> REQUIREMENT 1:
In the first listing, return the lines from the one containing "List UI elements" through the one containing "book-card[interactable]: 且在 人", with both end lines included. Reproduce them character for character.

> TEXT SECTION:
——
Before we dive into trying to solve the problem, it's important to first go over the key concept in this problem, which is to identify a cycle in a graph. Let's first take a look at an acyclic graph, which is a graph that does not have any cycles.

A diagram that represents an acyclic graph.

As we can see in the graph presented above, we say that a graph is acyclic when from any ambiguous node of the graph, it is impossible to get back to itself by following the directed edges. Now, let's take a look at a directed cyclic graph.

A diagram that represents a cyclic graph.

Notice how the graph presented above differs from the acyclic graph in that nodes 2, 3, 4, and 5 are all connected by directed edges, making it possible to traverse back to itself by simply following the given edges. Hence, this is an example of a directed cyclic graph.

Graph Representation

To solve this problem effectively, it is important to know how graphs are typically represented. Graphs are usually represented with either an adjacency list or an adjacency matrix. One could advocate for either of these representations depending on the situation, but the adjacency list represenation is generally more popular because it is more space efficient when dealing with a sparse graph. When solving this problem, I decided to use a dictionary implementation of the adjacency list, because it offers a very compact representation of the graph, and is very easy to see which vertices are connected to which. Let's take a look at an example.
——
> PROVIDED DATA:
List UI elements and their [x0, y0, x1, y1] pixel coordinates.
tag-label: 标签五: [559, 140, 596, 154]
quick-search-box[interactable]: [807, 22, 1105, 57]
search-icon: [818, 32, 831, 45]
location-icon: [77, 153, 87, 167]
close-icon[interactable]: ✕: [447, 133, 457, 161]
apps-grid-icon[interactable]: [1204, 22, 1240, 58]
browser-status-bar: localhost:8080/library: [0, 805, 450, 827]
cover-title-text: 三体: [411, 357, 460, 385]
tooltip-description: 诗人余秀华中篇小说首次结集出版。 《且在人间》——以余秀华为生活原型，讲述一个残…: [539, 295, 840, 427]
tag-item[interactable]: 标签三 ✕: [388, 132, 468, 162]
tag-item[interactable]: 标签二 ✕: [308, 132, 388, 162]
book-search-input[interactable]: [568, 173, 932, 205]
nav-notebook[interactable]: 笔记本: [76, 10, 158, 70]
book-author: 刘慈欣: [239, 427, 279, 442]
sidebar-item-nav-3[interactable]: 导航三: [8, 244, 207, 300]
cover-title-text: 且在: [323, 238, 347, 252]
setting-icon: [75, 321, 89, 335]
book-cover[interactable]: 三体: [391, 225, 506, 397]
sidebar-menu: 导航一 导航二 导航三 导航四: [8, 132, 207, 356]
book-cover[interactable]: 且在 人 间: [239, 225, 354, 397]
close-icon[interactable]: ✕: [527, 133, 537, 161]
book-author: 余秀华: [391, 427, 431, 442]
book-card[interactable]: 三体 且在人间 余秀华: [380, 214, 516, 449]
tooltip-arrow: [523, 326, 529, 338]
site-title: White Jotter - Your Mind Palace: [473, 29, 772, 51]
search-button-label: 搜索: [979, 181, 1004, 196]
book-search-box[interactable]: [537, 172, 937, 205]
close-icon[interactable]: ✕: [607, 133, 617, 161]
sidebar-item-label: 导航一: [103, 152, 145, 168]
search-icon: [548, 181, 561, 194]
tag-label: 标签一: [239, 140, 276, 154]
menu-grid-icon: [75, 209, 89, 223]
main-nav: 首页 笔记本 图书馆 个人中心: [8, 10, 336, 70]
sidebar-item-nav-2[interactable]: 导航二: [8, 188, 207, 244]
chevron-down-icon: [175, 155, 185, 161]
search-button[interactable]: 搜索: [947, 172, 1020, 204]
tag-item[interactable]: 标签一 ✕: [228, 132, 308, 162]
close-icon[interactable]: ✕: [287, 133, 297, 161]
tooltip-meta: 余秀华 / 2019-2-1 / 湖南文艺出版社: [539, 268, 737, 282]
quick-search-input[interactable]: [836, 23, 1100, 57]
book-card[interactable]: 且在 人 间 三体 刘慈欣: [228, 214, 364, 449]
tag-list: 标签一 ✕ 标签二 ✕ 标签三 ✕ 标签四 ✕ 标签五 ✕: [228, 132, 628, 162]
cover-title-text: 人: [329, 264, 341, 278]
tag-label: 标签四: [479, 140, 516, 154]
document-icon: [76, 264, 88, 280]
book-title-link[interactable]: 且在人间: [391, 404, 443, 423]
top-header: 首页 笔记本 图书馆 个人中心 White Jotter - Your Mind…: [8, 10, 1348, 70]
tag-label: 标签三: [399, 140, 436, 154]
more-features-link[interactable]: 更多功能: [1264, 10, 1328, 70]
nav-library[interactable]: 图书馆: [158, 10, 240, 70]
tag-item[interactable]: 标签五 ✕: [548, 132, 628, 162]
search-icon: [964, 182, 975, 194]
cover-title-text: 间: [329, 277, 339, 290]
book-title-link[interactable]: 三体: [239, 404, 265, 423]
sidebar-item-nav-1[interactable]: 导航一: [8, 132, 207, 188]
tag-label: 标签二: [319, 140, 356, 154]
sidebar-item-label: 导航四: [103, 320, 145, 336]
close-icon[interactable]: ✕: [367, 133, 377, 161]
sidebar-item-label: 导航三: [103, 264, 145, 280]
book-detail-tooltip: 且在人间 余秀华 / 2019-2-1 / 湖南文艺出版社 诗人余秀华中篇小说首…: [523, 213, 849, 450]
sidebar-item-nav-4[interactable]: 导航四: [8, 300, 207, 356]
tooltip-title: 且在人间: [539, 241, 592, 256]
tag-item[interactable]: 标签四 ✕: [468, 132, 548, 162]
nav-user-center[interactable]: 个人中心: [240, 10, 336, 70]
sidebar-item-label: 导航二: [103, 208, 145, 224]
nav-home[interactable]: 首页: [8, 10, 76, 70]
——
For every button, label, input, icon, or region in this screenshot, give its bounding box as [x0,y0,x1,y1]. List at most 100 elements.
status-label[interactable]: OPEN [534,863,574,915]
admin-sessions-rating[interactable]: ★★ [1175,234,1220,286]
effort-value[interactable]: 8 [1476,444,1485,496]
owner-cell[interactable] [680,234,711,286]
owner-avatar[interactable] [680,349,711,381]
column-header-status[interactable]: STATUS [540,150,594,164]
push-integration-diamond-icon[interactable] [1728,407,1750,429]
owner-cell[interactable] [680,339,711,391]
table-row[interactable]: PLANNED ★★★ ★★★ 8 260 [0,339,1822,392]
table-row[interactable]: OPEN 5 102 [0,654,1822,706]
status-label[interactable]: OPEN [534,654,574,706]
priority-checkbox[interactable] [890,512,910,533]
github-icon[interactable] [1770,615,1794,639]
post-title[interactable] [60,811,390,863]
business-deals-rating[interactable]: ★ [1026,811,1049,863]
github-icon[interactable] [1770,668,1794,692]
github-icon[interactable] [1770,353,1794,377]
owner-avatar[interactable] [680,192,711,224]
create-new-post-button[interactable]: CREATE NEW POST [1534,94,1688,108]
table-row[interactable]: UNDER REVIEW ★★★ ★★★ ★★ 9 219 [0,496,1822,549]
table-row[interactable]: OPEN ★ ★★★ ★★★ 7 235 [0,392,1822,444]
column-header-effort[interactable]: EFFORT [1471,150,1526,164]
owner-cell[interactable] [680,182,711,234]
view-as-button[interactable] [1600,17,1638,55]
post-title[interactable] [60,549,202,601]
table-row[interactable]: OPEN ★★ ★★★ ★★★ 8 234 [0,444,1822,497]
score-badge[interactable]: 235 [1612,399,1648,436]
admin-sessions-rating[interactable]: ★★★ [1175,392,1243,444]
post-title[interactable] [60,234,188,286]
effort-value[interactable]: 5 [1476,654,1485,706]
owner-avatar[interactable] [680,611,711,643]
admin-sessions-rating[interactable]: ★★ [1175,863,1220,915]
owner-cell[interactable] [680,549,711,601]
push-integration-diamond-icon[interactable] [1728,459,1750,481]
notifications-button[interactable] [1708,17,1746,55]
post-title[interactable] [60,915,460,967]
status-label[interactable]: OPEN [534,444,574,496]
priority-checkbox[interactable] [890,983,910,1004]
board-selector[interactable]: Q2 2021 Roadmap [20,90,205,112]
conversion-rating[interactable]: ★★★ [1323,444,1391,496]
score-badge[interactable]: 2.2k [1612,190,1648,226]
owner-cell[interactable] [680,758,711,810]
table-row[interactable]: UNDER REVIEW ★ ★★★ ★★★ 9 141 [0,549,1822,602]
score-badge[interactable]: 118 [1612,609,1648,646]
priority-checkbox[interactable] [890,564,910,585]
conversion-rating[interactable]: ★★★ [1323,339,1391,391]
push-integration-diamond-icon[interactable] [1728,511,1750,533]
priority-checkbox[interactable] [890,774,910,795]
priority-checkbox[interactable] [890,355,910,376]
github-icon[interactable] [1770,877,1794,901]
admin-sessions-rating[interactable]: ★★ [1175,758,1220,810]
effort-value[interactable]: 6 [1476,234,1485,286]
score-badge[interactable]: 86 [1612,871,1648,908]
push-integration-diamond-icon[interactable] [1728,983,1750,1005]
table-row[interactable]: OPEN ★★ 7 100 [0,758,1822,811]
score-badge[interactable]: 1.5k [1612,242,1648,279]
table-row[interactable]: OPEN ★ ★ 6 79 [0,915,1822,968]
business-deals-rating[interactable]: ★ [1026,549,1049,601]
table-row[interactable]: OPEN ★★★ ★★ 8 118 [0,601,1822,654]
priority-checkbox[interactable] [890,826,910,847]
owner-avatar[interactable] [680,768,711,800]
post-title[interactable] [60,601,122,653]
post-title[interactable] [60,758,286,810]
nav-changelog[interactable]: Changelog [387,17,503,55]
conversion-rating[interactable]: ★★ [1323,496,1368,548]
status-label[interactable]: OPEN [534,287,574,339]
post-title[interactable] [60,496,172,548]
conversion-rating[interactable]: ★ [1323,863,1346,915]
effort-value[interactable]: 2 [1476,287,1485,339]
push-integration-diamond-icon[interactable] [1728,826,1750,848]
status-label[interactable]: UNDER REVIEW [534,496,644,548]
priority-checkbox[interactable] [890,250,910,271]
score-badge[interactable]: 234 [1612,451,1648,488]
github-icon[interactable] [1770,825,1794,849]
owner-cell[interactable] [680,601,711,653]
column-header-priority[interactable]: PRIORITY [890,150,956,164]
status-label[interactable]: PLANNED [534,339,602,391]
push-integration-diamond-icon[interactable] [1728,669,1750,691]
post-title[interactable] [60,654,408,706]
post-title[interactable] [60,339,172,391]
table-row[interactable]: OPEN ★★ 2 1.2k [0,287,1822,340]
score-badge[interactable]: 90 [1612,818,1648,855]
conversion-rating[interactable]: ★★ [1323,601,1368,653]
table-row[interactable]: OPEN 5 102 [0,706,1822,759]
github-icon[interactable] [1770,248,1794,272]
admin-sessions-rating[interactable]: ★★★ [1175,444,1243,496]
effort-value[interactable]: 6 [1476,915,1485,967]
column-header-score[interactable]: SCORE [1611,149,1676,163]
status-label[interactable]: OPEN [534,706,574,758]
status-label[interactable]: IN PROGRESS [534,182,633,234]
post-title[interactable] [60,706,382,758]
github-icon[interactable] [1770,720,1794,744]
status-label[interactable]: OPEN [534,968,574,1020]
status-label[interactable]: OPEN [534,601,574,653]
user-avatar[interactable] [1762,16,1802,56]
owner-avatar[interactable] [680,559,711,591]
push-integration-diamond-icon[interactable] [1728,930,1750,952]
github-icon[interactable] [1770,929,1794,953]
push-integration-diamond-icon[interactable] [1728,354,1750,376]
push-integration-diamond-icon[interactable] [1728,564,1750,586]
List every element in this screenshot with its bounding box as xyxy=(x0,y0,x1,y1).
——
> REQUIREMENT 2:
Continue the text on detecting cycles in directed graphs, picking up right after its last sentence.

> WRITTEN RESPONSE 1:
List UI elements and their [x0, y0, x1, y1] pixel coordinates.
tag-label: 标签五: [559, 140, 596, 154]
quick-search-box[interactable]: [807, 22, 1105, 57]
search-icon: [818, 32, 831, 45]
location-icon: [77, 153, 87, 167]
close-icon[interactable]: ✕: [447, 133, 457, 161]
apps-grid-icon[interactable]: [1204, 22, 1240, 58]
browser-status-bar: localhost:8080/library: [0, 805, 450, 827]
cover-title-text: 三体: [411, 357, 460, 385]
tooltip-description: 诗人余秀华中篇小说首次结集出版。 《且在人间》——以余秀华为生活原型，讲述一个残…: [539, 295, 840, 427]
tag-item[interactable]: 标签三 ✕: [388, 132, 468, 162]
tag-item[interactable]: 标签二 ✕: [308, 132, 388, 162]
book-search-input[interactable]: [568, 173, 932, 205]
nav-notebook[interactable]: 笔记本: [76, 10, 158, 70]
book-author: 刘慈欣: [239, 427, 279, 442]
sidebar-item-nav-3[interactable]: 导航三: [8, 244, 207, 300]
cover-title-text: 且在: [323, 238, 347, 252]
setting-icon: [75, 321, 89, 335]
book-cover[interactable]: 三体: [391, 225, 506, 397]
sidebar-menu: 导航一 导航二 导航三 导航四: [8, 132, 207, 356]
book-cover[interactable]: 且在 人 间: [239, 225, 354, 397]
close-icon[interactable]: ✕: [527, 133, 537, 161]
book-author: 余秀华: [391, 427, 431, 442]
book-card[interactable]: 三体 且在人间 余秀华: [380, 214, 516, 449]
tooltip-arrow: [523, 326, 529, 338]
site-title: White Jotter - Your Mind Palace: [473, 29, 772, 51]
search-button-label: 搜索: [979, 181, 1004, 196]
book-search-box[interactable]: [537, 172, 937, 205]
close-icon[interactable]: ✕: [607, 133, 617, 161]
sidebar-item-label: 导航一: [103, 152, 145, 168]
search-icon: [548, 181, 561, 194]
tag-label: 标签一: [239, 140, 276, 154]
menu-grid-icon: [75, 209, 89, 223]
main-nav: 首页 笔记本 图书馆 个人中心: [8, 10, 336, 70]
sidebar-item-nav-2[interactable]: 导航二: [8, 188, 207, 244]
chevron-down-icon: [175, 155, 185, 161]
search-button[interactable]: 搜索: [947, 172, 1020, 204]
tag-item[interactable]: 标签一 ✕: [228, 132, 308, 162]
close-icon[interactable]: ✕: [287, 133, 297, 161]
tooltip-meta: 余秀华 / 2019-2-1 / 湖南文艺出版社: [539, 268, 737, 282]
quick-search-input[interactable]: [836, 23, 1100, 57]
book-card[interactable]: 且在 人 间 三体 刘慈欣: [228, 214, 364, 449]

> WRITTEN RESPONSE 2:
An adjacency list implemented with dictionary (for the cyclic graph presented above):

graph = {
    1: [2]
    2: [3]
    3: [5]
    4: [2]
    5: [4, 6]
    6: [7]
    7: []
}

It is very simple to represent a directed graph as an adjacency list, and once we have the representation like the one above, it is easy to see which vertices are connected to which. Note that the keys of the dictionary graph represent the vertices, and the corresponding values represent the reachable vertices that are only a single edge away.

At the end, we need to some how keep track of the depth of the leaf nodes to determine if the tree is balanced. There can be different ways to approaching this problem at hand. I'm going to be implementing an iterative depth-first traversal of the tree to check the depth of leaf nodes.

Solution

Now that we have a firm understanding of the representation of a graph, we can move on to solving the problem. If you lost track of the problem statement, feel free to scroll up and take a look again right now.

There are lots of different ways to tackle the problem at hand. Essentially, any algorithm that can detect a cycle in a directed graph is a working solution for this particular problem. There are lots of different known ways to detect a cycle in a directed graph: depth first search, breadth first search, graph coloring, topological sort, and using a UnionFind data structure are some of the possible ways, just to name a few. I'm going to be solving this problem by utilizing the depth first search algorithm to traverse the graph. Why? It's arguably the simplest way (without compromising efficiency)!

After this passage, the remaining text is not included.